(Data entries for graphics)
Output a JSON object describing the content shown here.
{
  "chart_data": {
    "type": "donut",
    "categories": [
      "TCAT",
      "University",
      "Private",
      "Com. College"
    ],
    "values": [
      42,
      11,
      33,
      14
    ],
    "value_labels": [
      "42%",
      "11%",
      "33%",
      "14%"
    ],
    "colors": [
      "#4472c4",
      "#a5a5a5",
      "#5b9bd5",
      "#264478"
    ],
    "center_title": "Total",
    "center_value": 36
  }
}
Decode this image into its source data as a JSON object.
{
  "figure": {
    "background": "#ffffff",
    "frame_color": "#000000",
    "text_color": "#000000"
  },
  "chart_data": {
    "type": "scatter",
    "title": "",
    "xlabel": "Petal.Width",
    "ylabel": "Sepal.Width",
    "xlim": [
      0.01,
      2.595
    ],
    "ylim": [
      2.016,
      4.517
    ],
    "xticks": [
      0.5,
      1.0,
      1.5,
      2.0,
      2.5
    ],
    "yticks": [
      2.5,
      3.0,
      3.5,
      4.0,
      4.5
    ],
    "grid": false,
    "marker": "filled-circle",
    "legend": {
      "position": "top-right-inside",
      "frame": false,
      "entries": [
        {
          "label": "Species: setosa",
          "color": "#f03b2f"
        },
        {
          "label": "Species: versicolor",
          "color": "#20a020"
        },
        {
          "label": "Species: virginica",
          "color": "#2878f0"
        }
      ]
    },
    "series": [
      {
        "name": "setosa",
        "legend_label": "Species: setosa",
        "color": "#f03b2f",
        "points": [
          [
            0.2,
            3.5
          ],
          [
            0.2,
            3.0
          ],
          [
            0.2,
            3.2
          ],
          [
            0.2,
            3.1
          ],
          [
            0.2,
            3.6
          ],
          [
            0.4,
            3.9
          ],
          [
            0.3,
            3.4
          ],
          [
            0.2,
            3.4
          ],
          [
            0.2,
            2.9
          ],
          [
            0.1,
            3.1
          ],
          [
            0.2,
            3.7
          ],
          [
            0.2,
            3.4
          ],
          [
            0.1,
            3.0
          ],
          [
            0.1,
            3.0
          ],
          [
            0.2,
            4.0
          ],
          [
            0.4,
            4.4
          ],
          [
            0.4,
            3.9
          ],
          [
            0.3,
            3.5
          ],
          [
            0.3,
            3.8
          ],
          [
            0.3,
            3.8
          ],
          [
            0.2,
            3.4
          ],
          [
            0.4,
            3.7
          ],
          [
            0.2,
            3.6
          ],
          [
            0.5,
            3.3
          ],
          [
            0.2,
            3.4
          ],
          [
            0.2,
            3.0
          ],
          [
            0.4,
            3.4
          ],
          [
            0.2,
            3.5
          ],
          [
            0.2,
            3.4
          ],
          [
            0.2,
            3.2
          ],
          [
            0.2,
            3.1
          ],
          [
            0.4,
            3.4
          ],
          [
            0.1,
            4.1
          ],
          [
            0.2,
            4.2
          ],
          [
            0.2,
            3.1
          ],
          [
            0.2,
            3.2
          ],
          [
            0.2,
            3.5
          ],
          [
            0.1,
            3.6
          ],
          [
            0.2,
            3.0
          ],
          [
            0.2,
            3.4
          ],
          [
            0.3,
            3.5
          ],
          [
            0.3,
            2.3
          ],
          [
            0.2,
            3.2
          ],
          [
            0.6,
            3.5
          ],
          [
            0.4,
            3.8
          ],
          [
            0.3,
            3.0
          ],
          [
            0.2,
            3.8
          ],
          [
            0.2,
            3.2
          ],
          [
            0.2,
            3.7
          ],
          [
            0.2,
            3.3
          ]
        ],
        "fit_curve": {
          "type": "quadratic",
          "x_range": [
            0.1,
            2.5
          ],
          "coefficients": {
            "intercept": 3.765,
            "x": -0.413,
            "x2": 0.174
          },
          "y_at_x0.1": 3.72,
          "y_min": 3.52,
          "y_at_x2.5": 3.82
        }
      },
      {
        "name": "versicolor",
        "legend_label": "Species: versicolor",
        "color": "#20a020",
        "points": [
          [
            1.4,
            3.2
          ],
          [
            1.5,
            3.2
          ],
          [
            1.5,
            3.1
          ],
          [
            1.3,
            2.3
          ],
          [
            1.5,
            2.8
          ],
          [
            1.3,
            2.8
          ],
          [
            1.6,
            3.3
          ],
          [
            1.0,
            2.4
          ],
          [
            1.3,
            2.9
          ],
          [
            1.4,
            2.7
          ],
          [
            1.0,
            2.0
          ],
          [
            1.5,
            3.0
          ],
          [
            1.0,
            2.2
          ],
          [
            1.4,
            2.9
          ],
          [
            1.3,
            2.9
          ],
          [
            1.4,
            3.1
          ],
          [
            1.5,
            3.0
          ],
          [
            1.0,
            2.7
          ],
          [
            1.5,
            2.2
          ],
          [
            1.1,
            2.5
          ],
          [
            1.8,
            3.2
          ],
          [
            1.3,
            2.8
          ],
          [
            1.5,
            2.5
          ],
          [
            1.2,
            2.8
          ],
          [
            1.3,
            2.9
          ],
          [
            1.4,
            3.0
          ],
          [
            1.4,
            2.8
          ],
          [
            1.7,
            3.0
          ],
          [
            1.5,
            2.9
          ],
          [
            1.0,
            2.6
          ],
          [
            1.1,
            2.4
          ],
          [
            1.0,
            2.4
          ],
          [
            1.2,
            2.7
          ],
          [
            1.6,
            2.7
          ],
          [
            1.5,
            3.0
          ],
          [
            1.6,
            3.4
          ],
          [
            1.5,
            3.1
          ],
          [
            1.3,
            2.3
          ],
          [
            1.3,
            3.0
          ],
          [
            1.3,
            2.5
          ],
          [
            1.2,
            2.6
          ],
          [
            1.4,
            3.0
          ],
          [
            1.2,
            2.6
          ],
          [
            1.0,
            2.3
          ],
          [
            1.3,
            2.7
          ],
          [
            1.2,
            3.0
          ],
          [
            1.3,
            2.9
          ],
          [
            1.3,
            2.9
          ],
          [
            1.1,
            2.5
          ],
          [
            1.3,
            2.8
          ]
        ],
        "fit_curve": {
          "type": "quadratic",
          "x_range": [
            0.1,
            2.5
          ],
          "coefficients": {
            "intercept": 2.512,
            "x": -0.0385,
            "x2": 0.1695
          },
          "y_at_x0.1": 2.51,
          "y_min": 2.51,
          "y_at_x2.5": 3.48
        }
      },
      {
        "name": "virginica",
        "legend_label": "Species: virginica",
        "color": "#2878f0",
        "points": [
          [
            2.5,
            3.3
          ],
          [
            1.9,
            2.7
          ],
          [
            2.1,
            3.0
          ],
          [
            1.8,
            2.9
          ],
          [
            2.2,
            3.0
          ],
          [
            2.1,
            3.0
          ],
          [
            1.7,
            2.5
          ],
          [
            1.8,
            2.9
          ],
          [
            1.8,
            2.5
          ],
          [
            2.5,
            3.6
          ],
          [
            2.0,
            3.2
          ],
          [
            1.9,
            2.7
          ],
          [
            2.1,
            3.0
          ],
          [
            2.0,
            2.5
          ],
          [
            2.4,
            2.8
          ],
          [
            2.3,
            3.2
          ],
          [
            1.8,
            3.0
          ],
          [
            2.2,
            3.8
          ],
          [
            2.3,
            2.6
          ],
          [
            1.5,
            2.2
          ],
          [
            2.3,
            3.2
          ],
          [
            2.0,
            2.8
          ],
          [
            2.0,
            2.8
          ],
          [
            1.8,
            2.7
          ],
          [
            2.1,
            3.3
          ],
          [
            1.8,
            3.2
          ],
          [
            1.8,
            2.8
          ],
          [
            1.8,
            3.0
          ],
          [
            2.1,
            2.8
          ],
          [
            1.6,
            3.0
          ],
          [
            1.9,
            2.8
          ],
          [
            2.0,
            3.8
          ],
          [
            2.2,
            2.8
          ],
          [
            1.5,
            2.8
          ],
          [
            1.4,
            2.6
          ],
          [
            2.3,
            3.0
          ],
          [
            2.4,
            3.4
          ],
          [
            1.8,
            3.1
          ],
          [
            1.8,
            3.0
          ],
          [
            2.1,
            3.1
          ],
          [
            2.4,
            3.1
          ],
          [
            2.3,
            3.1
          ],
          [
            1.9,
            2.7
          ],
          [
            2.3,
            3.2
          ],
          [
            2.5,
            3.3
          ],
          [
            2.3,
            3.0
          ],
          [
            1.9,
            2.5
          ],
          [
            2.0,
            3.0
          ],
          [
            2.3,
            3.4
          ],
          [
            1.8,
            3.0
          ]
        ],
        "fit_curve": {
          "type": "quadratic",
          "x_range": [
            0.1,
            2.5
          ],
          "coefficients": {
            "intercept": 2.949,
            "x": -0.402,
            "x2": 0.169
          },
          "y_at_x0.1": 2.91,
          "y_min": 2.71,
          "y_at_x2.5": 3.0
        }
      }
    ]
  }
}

**STATED EXERCISE**
Check each line of the entries above, and show every one holding the word "JSON".

**EXPECTED ANSWER**
Output a JSON object describing the content shown here.
Decode this image into its source data as a JSON object.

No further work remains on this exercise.